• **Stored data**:
□ □ □ □ □ □ □

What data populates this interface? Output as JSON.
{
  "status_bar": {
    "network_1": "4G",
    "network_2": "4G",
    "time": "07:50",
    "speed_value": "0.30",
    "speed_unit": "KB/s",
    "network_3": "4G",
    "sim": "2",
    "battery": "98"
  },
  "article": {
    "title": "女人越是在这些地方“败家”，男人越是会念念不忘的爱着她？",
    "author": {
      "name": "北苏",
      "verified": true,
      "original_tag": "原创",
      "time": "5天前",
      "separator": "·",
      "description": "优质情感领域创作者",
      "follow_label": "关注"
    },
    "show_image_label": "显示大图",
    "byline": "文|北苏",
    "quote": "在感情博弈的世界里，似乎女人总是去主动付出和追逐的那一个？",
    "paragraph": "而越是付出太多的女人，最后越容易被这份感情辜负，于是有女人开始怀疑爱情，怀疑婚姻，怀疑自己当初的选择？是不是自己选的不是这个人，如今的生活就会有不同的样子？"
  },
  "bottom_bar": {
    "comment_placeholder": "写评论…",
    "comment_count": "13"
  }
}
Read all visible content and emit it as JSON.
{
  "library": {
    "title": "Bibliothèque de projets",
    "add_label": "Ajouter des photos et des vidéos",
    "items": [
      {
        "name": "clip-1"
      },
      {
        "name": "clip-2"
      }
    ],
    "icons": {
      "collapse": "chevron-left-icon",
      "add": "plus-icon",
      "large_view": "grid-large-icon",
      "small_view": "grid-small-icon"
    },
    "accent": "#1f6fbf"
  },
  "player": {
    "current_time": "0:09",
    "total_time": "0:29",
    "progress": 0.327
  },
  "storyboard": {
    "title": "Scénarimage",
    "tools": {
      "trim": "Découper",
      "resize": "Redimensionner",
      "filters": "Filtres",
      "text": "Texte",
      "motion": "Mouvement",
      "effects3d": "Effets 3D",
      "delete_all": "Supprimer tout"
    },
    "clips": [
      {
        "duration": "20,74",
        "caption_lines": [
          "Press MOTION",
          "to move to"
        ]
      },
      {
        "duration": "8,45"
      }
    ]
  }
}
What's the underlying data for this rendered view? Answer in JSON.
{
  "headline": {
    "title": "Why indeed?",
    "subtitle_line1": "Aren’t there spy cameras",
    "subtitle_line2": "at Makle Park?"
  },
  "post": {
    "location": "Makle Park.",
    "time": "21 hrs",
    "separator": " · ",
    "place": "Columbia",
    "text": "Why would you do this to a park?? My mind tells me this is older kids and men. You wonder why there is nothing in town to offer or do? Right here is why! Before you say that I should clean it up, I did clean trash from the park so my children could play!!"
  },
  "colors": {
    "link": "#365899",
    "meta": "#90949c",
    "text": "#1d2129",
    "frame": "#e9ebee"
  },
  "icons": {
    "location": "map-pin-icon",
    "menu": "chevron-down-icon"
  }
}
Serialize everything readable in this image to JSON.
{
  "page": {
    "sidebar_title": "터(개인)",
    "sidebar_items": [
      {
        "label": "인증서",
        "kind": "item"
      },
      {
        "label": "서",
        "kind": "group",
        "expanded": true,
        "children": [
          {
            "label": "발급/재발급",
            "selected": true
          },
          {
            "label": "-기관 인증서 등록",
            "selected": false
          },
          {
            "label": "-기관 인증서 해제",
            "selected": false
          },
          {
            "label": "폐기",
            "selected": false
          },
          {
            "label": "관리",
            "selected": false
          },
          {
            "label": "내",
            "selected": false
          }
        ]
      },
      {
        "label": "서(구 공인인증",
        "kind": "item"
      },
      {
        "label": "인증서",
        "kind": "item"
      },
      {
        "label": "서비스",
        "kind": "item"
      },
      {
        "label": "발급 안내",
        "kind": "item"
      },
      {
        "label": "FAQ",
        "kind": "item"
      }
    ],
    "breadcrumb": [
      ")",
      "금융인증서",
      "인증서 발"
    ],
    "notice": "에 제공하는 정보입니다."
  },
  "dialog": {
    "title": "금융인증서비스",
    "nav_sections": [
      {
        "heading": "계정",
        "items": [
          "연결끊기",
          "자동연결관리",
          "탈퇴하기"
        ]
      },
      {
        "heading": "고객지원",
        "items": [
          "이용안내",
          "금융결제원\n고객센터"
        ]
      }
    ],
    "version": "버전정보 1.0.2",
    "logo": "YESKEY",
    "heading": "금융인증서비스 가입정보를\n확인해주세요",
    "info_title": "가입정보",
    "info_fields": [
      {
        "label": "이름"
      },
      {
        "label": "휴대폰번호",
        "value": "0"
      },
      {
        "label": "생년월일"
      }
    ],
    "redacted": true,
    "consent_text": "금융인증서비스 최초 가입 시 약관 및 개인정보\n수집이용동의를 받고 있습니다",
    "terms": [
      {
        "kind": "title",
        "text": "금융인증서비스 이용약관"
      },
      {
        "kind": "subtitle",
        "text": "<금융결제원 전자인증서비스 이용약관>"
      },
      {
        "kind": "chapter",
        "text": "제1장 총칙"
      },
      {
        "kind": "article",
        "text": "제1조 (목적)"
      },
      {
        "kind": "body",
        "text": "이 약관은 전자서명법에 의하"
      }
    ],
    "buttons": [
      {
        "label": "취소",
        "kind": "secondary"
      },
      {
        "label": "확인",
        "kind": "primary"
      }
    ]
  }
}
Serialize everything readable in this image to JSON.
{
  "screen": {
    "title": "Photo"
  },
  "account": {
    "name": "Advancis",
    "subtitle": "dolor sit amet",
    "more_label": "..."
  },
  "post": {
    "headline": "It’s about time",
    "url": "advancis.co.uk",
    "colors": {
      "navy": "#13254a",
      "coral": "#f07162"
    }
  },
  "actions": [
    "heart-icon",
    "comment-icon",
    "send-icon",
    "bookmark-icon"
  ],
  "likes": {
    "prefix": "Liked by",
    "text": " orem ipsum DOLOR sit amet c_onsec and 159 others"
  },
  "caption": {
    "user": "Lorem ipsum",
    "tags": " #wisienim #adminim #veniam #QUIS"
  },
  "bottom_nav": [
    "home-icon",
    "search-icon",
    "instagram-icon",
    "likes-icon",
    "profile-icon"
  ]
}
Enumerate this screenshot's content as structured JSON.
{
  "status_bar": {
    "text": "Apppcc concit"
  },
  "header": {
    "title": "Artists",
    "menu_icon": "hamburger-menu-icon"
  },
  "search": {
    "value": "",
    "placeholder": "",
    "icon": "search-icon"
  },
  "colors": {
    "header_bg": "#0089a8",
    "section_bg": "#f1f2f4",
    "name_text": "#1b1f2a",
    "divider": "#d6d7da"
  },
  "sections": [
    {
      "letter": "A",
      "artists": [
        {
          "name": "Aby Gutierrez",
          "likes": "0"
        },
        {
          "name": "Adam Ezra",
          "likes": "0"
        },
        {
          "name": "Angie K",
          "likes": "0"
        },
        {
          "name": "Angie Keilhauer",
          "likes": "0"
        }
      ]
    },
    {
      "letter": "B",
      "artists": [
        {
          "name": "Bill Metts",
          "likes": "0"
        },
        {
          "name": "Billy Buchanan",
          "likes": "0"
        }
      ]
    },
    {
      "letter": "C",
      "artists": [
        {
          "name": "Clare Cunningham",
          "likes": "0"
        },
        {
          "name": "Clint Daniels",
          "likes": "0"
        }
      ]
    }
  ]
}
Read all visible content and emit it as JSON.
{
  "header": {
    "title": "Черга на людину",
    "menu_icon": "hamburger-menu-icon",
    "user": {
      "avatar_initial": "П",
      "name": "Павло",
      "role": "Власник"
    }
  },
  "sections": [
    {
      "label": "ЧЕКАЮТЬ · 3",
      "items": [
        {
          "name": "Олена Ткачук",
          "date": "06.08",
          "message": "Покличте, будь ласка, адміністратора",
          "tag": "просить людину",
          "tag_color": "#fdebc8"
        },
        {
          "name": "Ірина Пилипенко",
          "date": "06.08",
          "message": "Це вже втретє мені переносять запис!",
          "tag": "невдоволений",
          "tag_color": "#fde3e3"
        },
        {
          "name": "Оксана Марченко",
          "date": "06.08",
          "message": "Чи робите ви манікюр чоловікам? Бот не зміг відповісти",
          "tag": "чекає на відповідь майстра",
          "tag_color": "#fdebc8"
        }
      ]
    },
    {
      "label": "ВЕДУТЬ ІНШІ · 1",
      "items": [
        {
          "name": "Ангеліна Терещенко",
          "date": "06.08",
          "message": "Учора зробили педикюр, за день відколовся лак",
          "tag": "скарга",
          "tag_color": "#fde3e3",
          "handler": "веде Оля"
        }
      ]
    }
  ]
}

□ □ □ □ □ □ □

• **PROMPT**: From the data above, copy each line that holds "amet".

• **OUTPUT OF THE TASK**:
    "subtitle": "dolor sit amet",
    "text": " orem ipsum DOLOR sit amet c_onsec and 159 others"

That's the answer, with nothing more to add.